-- SUPPLIED MATERIAL --
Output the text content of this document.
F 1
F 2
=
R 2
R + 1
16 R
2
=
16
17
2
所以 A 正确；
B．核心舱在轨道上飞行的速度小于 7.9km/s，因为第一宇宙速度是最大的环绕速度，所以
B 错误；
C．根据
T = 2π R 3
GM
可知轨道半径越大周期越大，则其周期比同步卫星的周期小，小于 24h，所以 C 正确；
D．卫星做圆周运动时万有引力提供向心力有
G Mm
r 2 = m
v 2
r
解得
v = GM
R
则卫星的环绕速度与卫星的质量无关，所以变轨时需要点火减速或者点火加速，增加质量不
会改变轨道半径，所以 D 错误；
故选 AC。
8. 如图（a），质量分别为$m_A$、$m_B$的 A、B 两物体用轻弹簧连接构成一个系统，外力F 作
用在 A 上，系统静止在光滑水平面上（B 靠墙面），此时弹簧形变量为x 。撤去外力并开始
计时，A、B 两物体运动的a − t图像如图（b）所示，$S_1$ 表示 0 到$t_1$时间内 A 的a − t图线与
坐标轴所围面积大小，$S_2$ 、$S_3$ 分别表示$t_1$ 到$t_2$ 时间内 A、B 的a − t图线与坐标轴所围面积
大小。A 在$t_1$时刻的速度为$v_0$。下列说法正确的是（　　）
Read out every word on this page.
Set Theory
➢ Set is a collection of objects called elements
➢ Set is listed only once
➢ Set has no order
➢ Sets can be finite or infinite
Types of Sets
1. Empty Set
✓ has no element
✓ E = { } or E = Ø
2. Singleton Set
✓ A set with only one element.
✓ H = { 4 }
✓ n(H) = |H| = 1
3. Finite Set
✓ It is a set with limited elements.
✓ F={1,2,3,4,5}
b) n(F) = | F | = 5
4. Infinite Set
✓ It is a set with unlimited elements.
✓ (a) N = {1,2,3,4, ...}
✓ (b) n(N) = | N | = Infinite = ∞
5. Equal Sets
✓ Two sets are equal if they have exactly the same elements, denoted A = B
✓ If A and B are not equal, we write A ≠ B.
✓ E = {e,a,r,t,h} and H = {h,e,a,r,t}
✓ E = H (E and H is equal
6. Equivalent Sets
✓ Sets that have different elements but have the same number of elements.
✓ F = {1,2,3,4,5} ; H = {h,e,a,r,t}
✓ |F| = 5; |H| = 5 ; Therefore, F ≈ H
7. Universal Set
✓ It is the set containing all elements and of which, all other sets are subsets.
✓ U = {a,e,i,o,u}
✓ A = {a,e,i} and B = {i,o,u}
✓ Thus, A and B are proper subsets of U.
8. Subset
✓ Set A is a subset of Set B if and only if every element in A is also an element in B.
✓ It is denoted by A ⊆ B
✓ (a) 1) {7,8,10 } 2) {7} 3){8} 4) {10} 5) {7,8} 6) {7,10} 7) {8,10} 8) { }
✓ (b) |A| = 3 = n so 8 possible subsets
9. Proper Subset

-- THE EXERCISE --
Write out every record, exactly as written.

-- FULL SOLUTION --
Output the text content of this document.
F 1
F 2
=
R 2
R + 1
16 R
2
=
16
17
2
所以 A 正确；
B．核心舱在轨道上飞行的速度小于 7.9km/s，因为第一宇宙速度是最大的环绕速度，所以
B 错误；
C．根据
T = 2π R 3
GM
可知轨道半径越大周期越大，则其周期比同步卫星的周期小，小于 24h，所以 C 正确；
D．卫星做圆周运动时万有引力提供向心力有
G Mm
r 2 = m
v 2
r
解得
v = GM
R
则卫星的环绕速度与卫星的质量无关，所以变轨时需要点火减速或者点火加速，增加质量不
会改变轨道半径，所以 D 错误；
故选 AC。
8. 如图（a），质量分别为$m_A$、$m_B$的 A、B 两物体用轻弹簧连接构成一个系统，外力F 作
用在 A 上，系统静止在光滑水平面上（B 靠墙面），此时弹簧形变量为x 。撤去外力并开始
计时，A、B 两物体运动的a − t图像如图（b）所示，$S_1$ 表示 0 到$t_1$时间内 A 的a − t图线与
坐标轴所围面积大小，$S_2$ 、$S_3$ 分别表示$t_1$ 到$t_2$ 时间内 A、B 的a − t图线与坐标轴所围面积
大小。A 在$t_1$时刻的速度为$v_0$。下列说法正确的是（　　）
Read out every word on this page.
Set Theory
➢ Set is a collection of objects called elements
➢ Set is listed only once
➢ Set has no order
➢ Sets can be finite or infinite
Types of Sets
1. Empty Set
✓ has no element
✓ E = { } or E = Ø
2. Singleton Set
✓ A set with only one element.
✓ H = { 4 }
✓ n(H) = |H| = 1
3. Finite Set
✓ It is a set with limited elements.
✓ F={1,2,3,4,5}
b) n(F) = | F | = 5
4. Infinite Set
✓ It is a set with unlimited elements.
✓ (a) N = {1,2,3,4, ...}
✓ (b) n(N) = | N | = Infinite = ∞
5. Equal Sets
✓ Two sets are equal if they have exactly the same elements, denoted A = B
✓ If A and B are not equal, we write A ≠ B.
✓ E = {e,a,r,t,h} and H = {h,e,a,r,t}
✓ E = H (E and H is equal
6. Equivalent Sets
✓ Sets that have different elements but have the same number of elements.
✓ F = {1,2,3,4,5} ; H = {h,e,a,r,t}
✓ |F| = 5; |H| = 5 ; Therefore, F ≈ H
7. Universal Set
✓ It is the set containing all elements and of which, all other sets are subsets.
✓ U = {a,e,i,o,u}
✓ A = {a,e,i} and B = {i,o,u}
✓ Thus, A and B are proper subsets of U.
8. Subset
✓ Set A is a subset of Set B if and only if every element in A is also an element in B.
✓ It is denoted by A ⊆ B
✓ (a) 1) {7,8,10 } 2) {7} 3){8} 4) {10} 5) {7,8} 6) {7,10} 7) {8,10} 8) { }
✓ (b) |A| = 3 = n so 8 possible subsets
9. Proper Subset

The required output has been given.